Find every line containing the word "Envirotech" and report the count, nothing more.

» Input data:
::::

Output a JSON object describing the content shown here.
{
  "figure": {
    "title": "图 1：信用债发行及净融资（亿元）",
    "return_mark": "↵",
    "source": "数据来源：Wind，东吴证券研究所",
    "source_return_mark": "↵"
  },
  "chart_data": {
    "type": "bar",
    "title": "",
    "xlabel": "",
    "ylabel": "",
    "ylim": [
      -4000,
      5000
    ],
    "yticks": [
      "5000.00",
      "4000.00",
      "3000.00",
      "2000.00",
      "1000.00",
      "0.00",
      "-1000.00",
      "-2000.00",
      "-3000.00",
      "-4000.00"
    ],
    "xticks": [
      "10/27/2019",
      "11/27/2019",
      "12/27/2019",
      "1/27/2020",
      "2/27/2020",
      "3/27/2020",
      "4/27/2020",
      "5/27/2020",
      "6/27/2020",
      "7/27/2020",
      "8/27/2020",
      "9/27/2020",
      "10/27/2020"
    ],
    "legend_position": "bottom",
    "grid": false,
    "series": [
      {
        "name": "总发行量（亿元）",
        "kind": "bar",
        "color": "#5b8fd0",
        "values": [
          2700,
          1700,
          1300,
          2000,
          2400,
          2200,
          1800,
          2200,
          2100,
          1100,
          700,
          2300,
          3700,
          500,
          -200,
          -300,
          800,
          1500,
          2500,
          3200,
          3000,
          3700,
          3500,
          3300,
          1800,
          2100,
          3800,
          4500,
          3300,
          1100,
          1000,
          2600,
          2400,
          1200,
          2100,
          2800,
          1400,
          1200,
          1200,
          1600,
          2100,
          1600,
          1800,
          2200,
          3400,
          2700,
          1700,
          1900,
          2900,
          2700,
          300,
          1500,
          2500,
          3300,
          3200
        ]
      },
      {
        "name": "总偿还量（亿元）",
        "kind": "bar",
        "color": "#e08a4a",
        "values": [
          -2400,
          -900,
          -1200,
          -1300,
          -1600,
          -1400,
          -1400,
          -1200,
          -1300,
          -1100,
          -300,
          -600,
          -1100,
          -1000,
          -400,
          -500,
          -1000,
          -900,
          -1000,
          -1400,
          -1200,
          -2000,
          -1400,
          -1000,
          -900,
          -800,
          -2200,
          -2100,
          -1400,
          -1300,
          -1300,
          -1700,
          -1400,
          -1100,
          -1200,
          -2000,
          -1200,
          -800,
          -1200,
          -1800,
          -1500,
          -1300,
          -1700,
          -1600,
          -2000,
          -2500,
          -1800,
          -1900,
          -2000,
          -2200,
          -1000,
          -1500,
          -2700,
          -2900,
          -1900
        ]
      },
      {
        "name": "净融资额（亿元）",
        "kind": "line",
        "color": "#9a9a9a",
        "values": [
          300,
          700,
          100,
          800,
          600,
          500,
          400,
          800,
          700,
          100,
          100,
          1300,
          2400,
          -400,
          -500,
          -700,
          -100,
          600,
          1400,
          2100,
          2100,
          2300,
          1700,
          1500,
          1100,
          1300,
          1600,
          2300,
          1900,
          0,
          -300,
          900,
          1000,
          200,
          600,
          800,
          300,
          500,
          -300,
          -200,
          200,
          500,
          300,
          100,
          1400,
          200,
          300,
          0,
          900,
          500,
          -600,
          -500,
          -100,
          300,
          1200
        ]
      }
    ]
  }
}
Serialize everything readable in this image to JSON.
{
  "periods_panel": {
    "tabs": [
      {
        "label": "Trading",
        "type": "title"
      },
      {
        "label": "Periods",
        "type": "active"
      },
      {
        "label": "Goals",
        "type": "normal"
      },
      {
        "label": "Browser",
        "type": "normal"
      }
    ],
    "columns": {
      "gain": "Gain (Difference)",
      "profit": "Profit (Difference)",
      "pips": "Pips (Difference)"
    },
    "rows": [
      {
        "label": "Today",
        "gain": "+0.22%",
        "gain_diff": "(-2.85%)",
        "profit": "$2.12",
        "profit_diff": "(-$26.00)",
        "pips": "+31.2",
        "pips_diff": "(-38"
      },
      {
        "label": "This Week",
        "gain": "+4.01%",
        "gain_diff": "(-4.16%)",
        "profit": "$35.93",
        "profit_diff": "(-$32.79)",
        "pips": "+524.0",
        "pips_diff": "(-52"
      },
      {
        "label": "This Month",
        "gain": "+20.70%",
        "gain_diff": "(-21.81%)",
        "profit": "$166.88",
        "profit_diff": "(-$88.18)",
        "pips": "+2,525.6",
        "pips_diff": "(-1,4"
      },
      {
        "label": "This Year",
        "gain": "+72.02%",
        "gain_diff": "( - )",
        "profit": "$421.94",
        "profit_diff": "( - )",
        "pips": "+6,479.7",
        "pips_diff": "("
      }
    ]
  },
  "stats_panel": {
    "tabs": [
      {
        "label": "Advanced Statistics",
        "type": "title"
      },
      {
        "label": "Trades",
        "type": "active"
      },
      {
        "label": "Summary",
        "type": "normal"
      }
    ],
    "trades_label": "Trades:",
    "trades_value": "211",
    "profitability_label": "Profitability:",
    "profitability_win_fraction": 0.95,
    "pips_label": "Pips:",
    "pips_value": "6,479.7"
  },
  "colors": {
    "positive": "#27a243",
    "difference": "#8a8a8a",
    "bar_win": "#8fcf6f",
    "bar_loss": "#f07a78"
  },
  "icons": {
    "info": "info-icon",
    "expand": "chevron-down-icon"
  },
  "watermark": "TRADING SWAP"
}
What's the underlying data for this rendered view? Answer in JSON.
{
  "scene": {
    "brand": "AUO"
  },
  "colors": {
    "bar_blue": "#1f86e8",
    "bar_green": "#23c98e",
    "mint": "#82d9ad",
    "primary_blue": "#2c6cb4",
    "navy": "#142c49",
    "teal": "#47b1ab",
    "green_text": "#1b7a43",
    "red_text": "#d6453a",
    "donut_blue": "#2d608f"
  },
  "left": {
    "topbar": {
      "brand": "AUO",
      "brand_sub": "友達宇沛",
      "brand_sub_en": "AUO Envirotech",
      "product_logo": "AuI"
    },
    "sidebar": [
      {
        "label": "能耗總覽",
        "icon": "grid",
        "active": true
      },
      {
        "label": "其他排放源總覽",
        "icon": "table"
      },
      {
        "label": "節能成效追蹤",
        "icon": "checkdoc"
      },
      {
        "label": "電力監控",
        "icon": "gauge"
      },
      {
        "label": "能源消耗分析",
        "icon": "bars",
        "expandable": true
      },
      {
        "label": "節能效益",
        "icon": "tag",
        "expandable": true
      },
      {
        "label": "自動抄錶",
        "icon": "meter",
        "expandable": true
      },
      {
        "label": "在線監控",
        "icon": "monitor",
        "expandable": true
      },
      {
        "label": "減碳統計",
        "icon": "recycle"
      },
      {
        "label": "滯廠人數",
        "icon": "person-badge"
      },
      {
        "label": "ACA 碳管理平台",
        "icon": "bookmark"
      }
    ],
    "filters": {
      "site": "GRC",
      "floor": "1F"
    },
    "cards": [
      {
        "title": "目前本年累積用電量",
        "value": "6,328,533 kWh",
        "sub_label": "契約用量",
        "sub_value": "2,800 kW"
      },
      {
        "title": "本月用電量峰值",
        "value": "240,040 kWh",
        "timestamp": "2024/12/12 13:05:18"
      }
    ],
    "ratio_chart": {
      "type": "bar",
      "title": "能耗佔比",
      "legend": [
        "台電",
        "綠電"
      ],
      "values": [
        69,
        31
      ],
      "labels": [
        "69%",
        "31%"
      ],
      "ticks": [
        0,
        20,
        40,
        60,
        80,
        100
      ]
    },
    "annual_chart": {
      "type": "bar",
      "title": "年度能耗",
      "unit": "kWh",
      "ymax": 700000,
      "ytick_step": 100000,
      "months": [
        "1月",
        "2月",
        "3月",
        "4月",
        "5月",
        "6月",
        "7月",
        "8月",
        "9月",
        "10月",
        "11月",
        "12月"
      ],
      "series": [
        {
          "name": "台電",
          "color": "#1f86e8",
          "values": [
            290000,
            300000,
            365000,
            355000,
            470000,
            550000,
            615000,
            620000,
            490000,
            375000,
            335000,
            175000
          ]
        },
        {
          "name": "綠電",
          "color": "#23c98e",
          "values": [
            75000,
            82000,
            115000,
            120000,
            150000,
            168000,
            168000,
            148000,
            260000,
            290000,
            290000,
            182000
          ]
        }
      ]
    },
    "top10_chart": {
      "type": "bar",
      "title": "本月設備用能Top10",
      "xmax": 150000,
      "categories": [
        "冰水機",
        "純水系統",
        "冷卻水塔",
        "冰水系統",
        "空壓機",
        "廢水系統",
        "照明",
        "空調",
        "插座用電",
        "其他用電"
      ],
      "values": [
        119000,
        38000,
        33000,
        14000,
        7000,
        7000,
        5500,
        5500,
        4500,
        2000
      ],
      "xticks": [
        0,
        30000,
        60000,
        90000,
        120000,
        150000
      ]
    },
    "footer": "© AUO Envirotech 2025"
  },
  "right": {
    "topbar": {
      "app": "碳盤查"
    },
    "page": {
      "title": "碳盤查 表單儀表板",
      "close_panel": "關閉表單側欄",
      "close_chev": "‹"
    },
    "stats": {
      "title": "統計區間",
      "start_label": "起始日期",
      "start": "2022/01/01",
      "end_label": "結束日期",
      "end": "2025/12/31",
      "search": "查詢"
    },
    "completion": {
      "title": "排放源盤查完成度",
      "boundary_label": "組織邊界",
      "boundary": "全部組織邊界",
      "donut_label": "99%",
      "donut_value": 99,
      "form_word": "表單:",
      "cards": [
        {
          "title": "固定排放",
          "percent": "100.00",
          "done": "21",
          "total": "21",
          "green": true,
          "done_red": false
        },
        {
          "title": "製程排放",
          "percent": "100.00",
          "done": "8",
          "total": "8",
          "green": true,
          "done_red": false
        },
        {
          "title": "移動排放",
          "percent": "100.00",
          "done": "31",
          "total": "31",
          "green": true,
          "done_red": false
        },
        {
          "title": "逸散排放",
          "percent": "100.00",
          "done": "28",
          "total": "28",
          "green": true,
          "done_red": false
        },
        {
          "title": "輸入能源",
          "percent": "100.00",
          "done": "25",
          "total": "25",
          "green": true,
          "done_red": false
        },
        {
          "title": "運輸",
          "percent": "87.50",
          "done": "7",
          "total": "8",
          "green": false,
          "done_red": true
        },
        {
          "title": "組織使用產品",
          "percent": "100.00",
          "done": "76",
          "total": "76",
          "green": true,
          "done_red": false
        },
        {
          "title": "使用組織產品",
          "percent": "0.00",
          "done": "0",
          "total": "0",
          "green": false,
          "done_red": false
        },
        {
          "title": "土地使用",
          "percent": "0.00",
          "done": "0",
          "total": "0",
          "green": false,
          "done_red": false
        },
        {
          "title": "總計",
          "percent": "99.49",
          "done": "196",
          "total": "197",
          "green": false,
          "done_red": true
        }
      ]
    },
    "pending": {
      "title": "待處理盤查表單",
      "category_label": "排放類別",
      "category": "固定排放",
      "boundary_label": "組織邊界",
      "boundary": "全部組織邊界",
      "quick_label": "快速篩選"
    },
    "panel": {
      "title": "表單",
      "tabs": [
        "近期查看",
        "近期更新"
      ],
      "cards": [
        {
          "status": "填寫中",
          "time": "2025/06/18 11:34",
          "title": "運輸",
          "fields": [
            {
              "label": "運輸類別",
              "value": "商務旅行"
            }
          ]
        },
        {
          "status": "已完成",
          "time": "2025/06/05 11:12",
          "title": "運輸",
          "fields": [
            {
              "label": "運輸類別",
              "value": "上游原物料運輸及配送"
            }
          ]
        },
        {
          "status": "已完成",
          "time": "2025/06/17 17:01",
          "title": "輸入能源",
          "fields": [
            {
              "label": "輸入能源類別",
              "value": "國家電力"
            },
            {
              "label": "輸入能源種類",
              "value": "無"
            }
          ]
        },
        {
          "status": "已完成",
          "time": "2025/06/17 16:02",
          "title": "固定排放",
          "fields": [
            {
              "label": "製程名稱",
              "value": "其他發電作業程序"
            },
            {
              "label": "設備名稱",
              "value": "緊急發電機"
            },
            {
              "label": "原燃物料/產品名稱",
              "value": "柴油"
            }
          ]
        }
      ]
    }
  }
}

::::

» Complete output: 2